Data:
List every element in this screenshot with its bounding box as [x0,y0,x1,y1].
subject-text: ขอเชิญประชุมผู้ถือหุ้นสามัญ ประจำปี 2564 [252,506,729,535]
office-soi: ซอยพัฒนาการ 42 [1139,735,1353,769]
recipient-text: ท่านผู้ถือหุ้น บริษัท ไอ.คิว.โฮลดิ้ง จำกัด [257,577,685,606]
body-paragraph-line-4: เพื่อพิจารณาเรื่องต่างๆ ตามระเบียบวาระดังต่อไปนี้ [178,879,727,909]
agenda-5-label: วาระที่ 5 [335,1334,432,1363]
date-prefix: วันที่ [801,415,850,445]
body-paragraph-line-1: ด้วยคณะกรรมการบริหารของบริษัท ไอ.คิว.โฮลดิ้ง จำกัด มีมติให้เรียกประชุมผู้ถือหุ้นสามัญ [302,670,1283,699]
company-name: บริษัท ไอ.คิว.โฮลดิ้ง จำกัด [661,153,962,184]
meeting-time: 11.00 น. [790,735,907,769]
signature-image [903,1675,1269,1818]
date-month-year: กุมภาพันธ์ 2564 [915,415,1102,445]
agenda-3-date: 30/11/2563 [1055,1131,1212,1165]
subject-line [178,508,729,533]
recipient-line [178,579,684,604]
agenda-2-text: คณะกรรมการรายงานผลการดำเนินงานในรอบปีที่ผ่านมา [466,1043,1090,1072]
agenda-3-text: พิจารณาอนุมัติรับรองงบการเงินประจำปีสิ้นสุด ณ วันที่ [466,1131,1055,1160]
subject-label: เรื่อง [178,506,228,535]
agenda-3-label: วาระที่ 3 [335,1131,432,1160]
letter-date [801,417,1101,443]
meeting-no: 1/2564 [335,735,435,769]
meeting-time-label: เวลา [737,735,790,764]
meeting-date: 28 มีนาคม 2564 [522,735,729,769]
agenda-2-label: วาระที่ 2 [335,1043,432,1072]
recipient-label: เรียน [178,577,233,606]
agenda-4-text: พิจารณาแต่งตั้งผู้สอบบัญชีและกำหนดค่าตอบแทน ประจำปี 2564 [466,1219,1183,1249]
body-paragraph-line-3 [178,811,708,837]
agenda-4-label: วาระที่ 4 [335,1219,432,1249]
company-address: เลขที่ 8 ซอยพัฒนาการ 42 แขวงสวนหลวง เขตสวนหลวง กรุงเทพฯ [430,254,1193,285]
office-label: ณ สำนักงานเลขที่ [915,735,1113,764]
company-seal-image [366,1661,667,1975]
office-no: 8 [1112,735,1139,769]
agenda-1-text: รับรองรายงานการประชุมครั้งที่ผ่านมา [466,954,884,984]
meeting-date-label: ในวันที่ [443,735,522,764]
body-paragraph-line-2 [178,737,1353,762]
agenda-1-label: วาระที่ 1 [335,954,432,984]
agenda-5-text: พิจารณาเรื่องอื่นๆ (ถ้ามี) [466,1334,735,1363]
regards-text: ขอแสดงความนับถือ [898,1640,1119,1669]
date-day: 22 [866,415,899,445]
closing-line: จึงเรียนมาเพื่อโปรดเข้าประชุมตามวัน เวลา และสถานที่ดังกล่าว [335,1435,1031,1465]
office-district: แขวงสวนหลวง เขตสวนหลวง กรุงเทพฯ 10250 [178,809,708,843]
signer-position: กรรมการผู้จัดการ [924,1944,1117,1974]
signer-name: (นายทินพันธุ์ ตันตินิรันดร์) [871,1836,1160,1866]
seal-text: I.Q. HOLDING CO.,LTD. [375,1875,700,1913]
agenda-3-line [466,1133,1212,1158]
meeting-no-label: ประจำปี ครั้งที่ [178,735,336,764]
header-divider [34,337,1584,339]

Objective: Rewrite the listing above, replacing every occurrence of "agenda" with "item" and leaving everything else unchanged.

Result of this exercise:
List every element in this screenshot with its bounding box as [x0,y0,x1,y1].
subject-text: ขอเชิญประชุมผู้ถือหุ้นสามัญ ประจำปี 2564 [252,506,729,535]
office-soi: ซอยพัฒนาการ 42 [1139,735,1353,769]
recipient-text: ท่านผู้ถือหุ้น บริษัท ไอ.คิว.โฮลดิ้ง จำกัด [257,577,685,606]
body-paragraph-line-4: เพื่อพิจารณาเรื่องต่างๆ ตามระเบียบวาระดังต่อไปนี้ [178,879,727,909]
item-5-label: วาระที่ 5 [335,1334,432,1363]
date-prefix: วันที่ [801,415,850,445]
body-paragraph-line-1: ด้วยคณะกรรมการบริหารของบริษัท ไอ.คิว.โฮลดิ้ง จำกัด มีมติให้เรียกประชุมผู้ถือหุ้นสามัญ [302,670,1283,699]
company-name: บริษัท ไอ.คิว.โฮลดิ้ง จำกัด [661,153,962,184]
meeting-time: 11.00 น. [790,735,907,769]
signature-image [903,1675,1269,1818]
date-month-year: กุมภาพันธ์ 2564 [915,415,1102,445]
item-3-date: 30/11/2563 [1055,1131,1212,1165]
subject-line [178,508,729,533]
recipient-line [178,579,684,604]
item-2-text: คณะกรรมการรายงานผลการดำเนินงานในรอบปีที่ผ่านมา [466,1043,1090,1072]
item-3-text: พิจารณาอนุมัติรับรองงบการเงินประจำปีสิ้นสุด ณ วันที่ [466,1131,1055,1160]
subject-label: เรื่อง [178,506,228,535]
item-3-label: วาระที่ 3 [335,1131,432,1160]
letter-date [801,417,1101,443]
meeting-no: 1/2564 [335,735,435,769]
meeting-time-label: เวลา [737,735,790,764]
meeting-date: 28 มีนาคม 2564 [522,735,729,769]
item-2-label: วาระที่ 2 [335,1043,432,1072]
recipient-label: เรียน [178,577,233,606]
item-4-text: พิจารณาแต่งตั้งผู้สอบบัญชีและกำหนดค่าตอบแทน ประจำปี 2564 [466,1219,1183,1249]
body-paragraph-line-3 [178,811,708,837]
item-4-label: วาระที่ 4 [335,1219,432,1249]
company-address: เลขที่ 8 ซอยพัฒนาการ 42 แขวงสวนหลวง เขตสวนหลวง กรุงเทพฯ [430,254,1193,285]
office-label: ณ สำนักงานเลขที่ [915,735,1113,764]
company-seal-image [366,1661,667,1975]
office-no: 8 [1112,735,1139,769]
item-1-text: รับรองรายงานการประชุมครั้งที่ผ่านมา [466,954,884,984]
meeting-date-label: ในวันที่ [443,735,522,764]
body-paragraph-line-2 [178,737,1353,762]
item-1-label: วาระที่ 1 [335,954,432,984]
item-5-text: พิจารณาเรื่องอื่นๆ (ถ้ามี) [466,1334,735,1363]
regards-text: ขอแสดงความนับถือ [898,1640,1119,1669]
date-day: 22 [866,415,899,445]
closing-line: จึงเรียนมาเพื่อโปรดเข้าประชุมตามวัน เวลา และสถานที่ดังกล่าว [335,1435,1031,1465]
office-district: แขวงสวนหลวง เขตสวนหลวง กรุงเทพฯ 10250 [178,809,708,843]
signer-position: กรรมการผู้จัดการ [924,1944,1117,1974]
signer-name: (นายทินพันธุ์ ตันตินิรันดร์) [871,1836,1160,1866]
seal-text: I.Q. HOLDING CO.,LTD. [375,1875,700,1913]
item-3-line [466,1133,1212,1158]
meeting-no-label: ประจำปี ครั้งที่ [178,735,336,764]
header-divider [34,337,1584,339]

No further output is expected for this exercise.